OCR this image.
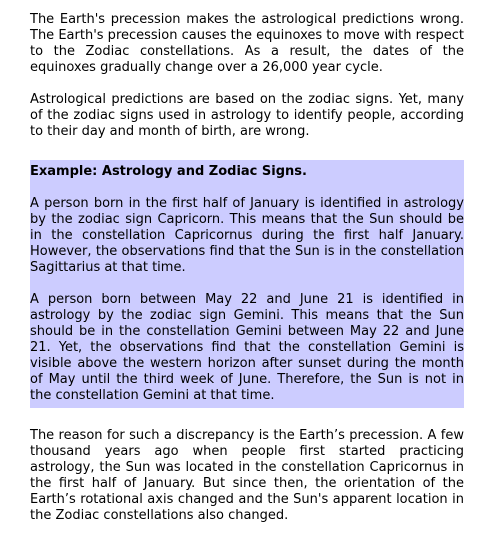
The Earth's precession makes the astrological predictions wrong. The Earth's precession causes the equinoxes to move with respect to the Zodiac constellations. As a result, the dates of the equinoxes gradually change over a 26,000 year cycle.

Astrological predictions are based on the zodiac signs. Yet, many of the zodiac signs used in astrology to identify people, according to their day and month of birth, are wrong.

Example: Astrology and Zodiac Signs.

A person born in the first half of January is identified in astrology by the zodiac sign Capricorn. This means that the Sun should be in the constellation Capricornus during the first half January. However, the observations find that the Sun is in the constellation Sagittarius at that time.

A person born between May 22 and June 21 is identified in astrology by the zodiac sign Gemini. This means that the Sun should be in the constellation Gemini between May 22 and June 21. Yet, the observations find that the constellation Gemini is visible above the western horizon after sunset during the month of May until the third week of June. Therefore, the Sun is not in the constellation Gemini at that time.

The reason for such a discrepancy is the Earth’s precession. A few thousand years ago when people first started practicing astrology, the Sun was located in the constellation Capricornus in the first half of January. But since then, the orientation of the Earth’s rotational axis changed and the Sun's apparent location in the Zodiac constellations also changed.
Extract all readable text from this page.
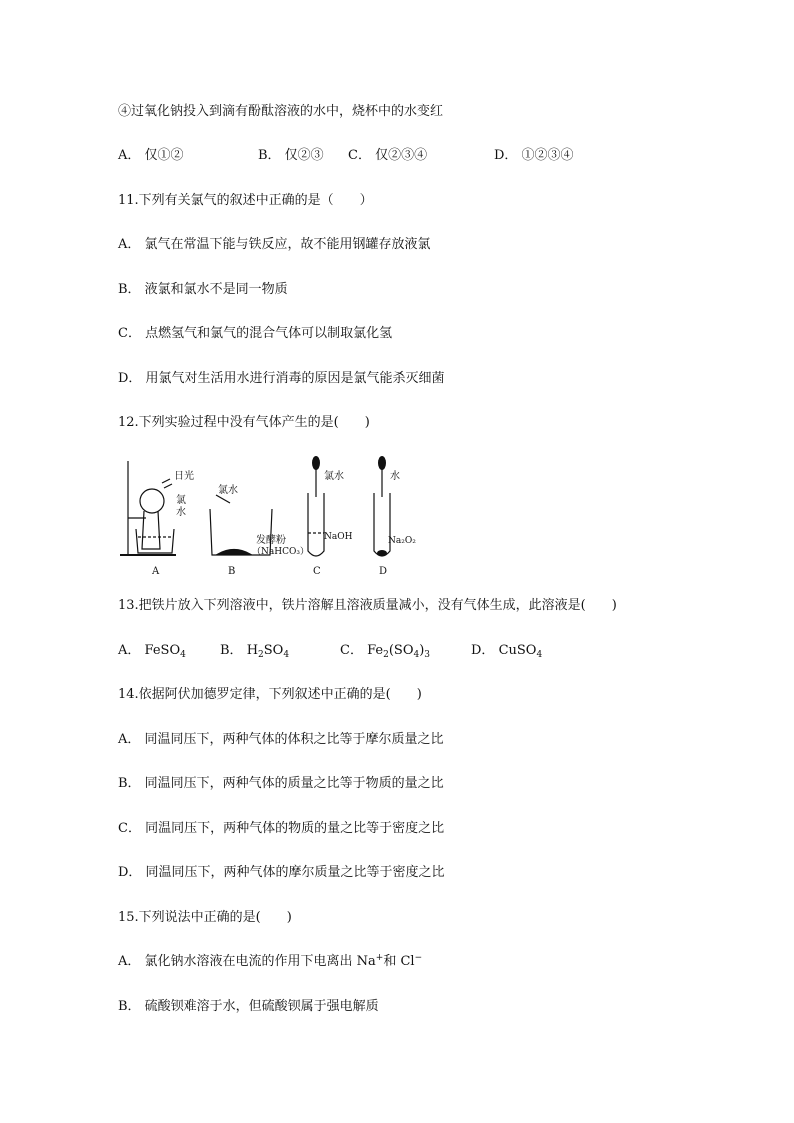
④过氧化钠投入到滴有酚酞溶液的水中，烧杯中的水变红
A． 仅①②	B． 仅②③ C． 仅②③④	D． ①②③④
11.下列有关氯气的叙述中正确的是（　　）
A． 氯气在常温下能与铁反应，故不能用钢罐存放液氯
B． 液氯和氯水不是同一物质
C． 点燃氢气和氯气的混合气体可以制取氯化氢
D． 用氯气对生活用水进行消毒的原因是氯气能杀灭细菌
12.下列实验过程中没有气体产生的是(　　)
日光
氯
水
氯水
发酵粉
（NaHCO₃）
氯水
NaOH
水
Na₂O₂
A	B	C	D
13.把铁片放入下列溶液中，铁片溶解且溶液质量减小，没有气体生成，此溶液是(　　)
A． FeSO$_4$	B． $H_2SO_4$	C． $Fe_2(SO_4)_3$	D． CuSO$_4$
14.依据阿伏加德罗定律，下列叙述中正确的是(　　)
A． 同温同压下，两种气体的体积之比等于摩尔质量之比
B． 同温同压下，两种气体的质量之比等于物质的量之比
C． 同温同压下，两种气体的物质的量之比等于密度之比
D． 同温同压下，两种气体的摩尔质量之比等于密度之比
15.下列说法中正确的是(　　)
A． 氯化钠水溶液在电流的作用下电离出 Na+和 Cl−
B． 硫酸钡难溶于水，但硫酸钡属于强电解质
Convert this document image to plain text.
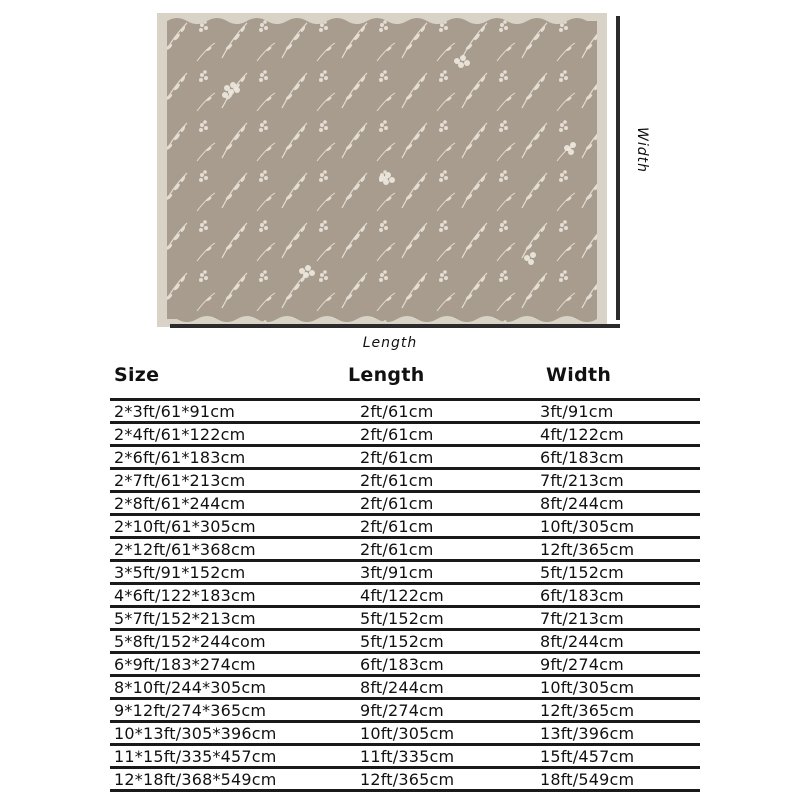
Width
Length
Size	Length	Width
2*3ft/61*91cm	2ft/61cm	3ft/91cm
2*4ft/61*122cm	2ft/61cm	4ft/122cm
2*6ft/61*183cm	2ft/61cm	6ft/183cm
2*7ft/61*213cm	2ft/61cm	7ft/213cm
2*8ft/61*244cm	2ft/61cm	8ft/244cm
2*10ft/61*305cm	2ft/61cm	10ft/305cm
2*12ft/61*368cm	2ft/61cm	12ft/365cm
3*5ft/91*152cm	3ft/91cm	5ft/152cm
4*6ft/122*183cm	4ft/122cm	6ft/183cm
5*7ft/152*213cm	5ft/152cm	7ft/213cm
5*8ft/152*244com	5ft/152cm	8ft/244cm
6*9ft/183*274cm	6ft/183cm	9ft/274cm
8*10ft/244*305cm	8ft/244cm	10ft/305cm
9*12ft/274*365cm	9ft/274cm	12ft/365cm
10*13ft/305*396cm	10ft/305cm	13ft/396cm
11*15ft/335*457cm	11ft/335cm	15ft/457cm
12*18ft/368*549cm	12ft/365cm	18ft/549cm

• • • • • • •

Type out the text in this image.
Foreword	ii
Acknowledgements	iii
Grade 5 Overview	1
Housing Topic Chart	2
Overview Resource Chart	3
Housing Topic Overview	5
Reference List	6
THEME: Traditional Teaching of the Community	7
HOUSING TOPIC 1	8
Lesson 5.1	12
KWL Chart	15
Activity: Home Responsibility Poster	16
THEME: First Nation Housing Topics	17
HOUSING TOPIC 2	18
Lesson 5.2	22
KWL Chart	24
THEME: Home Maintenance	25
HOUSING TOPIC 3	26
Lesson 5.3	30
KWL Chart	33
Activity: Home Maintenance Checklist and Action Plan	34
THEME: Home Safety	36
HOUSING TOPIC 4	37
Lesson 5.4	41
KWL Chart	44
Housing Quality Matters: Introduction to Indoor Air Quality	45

• • • • • • •

**WHAT THE EXERCISE ASKS:** Show the lines of the records that contain the word "precession".

**WRITTEN SOLUTION:**
The Earth's precession makes the astrological predictions wrong. The Earth's precession causes the equinoxes to move with respect to the Zodiac constellations. As a result, the dates of the equinoxes gradually change over a 26,000 year cycle.
The reason for such a discrepancy is the Earth’s precession. A few thousand years ago when people first started practicing astrology, the Sun was located in the constellation Capricornus in the first half of January. But since then, the orientation of the Earth’s rotational axis changed and the Sun's apparent location in the Zodiac constellations also changed.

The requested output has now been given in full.